#### [Requirements]
Please find all lines in the data that hold the string "создания" and copy them.

Dataset items

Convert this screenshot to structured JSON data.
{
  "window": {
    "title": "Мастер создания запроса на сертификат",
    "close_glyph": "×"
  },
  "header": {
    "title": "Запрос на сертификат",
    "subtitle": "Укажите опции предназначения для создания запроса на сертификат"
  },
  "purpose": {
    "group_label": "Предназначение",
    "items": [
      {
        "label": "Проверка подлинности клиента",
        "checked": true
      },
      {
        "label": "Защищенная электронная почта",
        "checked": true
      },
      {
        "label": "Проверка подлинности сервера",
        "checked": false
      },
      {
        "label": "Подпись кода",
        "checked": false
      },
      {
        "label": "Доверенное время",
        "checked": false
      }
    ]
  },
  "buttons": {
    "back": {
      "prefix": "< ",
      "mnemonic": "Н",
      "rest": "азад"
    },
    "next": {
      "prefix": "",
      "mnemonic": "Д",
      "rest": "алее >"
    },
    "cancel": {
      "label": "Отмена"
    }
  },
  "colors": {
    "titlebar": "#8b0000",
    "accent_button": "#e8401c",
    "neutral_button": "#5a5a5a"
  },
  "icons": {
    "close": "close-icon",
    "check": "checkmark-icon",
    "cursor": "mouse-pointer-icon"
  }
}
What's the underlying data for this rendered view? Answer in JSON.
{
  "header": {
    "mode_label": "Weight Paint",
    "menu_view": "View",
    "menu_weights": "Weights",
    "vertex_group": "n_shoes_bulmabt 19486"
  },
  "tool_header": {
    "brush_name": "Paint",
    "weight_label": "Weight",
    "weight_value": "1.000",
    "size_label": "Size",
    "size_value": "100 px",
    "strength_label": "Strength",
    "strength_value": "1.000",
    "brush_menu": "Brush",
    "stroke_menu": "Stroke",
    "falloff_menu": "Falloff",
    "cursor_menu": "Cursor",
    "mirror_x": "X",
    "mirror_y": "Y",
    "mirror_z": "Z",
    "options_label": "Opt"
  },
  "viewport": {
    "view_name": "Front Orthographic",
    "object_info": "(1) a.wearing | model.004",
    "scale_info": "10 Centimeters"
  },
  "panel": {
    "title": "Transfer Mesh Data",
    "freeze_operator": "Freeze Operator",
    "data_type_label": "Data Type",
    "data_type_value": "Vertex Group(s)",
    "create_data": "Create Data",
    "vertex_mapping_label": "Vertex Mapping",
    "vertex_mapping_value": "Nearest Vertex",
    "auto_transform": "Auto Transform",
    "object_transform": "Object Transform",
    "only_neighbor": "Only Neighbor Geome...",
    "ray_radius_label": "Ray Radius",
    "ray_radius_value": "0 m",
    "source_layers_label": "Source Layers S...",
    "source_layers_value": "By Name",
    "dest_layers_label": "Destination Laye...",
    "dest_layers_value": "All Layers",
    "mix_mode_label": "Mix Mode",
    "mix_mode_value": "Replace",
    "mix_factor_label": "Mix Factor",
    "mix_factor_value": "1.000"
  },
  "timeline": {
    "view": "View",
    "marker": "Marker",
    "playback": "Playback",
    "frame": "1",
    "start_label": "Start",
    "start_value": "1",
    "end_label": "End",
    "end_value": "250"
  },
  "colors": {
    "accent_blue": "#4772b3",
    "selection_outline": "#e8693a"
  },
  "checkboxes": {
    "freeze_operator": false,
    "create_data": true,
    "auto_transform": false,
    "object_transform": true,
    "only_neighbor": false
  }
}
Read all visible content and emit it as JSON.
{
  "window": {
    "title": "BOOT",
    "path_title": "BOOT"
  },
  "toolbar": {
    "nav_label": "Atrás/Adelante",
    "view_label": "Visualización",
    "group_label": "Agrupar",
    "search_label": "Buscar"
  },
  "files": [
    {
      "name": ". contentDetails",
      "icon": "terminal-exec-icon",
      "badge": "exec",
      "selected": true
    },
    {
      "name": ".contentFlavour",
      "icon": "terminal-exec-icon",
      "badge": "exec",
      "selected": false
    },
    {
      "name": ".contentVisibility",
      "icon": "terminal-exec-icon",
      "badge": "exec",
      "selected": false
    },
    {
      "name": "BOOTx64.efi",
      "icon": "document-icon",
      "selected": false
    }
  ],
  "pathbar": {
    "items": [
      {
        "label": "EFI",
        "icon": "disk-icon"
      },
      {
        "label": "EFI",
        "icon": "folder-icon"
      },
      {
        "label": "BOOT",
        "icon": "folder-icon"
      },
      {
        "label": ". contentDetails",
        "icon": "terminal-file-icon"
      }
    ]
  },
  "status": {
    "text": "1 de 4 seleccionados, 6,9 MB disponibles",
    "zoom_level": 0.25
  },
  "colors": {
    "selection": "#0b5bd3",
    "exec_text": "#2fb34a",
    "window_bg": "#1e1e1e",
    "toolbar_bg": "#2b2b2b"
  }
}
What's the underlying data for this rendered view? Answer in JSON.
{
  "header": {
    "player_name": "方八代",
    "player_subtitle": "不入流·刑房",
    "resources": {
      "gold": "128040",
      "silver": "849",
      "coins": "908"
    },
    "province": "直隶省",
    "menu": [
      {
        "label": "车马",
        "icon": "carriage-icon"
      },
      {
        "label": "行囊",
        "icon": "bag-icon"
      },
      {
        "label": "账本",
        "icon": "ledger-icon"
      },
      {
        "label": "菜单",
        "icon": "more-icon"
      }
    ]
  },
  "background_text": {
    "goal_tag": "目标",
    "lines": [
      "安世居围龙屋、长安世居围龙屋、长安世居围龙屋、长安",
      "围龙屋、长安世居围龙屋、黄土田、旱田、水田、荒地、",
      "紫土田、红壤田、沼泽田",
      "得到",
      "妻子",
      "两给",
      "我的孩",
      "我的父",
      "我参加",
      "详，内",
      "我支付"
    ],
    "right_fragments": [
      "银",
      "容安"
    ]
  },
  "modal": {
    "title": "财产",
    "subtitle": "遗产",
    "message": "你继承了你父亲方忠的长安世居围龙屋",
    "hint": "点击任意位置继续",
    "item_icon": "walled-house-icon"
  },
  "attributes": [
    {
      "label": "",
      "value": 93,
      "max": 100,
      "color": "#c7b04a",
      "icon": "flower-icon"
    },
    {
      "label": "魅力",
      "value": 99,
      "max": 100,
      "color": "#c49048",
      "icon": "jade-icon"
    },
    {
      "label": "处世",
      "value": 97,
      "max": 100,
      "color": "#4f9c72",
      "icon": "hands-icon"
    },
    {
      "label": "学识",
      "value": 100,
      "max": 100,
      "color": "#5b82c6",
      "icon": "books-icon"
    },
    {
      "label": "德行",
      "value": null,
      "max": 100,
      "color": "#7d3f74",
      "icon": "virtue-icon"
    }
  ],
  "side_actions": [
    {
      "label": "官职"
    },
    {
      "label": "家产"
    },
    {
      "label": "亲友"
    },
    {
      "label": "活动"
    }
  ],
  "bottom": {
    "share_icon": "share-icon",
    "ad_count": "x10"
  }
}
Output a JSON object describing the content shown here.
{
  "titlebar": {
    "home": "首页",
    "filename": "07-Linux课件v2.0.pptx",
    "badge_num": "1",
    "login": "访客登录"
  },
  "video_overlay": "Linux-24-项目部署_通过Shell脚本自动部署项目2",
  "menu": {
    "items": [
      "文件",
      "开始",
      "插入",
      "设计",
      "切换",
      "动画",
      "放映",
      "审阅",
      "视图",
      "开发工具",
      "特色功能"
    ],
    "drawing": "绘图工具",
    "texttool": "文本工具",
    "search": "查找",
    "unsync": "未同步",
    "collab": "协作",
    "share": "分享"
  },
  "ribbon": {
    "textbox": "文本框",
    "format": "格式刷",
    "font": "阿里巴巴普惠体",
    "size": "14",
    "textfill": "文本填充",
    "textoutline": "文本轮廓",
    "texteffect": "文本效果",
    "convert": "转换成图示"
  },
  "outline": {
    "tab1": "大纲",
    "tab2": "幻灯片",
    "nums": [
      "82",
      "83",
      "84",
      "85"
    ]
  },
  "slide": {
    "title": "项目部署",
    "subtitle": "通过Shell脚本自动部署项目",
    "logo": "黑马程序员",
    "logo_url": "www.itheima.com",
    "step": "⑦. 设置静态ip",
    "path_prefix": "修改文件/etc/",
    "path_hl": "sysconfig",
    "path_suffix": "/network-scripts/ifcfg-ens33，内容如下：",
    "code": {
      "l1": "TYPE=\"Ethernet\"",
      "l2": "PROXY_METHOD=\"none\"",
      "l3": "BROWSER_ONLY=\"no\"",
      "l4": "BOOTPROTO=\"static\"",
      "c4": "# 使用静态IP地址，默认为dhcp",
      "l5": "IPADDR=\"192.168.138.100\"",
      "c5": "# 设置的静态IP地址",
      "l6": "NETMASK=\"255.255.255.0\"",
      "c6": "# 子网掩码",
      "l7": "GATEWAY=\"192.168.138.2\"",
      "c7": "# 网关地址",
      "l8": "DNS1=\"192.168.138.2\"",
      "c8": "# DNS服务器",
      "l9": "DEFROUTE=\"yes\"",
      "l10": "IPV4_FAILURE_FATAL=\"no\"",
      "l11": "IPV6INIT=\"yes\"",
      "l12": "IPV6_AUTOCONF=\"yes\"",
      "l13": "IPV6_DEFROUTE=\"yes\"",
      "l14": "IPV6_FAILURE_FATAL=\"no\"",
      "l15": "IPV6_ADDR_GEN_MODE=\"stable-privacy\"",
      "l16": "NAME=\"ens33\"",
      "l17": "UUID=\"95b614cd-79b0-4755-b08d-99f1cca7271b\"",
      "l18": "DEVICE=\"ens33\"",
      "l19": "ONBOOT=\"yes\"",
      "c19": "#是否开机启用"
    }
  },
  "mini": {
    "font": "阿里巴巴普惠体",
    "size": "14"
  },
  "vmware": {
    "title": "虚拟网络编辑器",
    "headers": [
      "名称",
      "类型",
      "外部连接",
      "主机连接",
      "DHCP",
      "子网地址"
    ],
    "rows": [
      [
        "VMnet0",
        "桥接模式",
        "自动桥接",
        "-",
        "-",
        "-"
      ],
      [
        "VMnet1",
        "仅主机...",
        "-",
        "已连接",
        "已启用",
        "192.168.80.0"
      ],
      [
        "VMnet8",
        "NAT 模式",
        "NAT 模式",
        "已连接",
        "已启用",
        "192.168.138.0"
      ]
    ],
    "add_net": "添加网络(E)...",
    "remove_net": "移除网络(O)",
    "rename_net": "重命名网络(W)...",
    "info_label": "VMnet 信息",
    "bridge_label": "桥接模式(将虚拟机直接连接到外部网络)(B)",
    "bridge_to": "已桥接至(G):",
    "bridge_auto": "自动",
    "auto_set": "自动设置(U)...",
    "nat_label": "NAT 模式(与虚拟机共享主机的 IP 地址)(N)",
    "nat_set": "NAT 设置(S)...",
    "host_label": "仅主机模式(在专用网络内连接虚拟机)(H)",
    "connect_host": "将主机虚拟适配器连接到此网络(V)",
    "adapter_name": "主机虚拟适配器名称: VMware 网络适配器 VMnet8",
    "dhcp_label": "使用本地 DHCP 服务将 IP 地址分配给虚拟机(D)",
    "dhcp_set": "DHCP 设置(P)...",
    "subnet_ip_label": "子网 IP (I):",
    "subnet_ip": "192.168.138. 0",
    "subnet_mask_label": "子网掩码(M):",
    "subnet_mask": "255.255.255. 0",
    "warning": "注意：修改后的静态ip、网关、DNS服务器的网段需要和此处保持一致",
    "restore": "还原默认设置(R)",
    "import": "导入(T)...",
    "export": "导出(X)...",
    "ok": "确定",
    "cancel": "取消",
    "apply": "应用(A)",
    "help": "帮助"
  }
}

#### [Full output]
    "title": "Мастер создания запроса на сертификат",
    "subtitle": "Укажите опции предназначения для создания запроса на сертификат"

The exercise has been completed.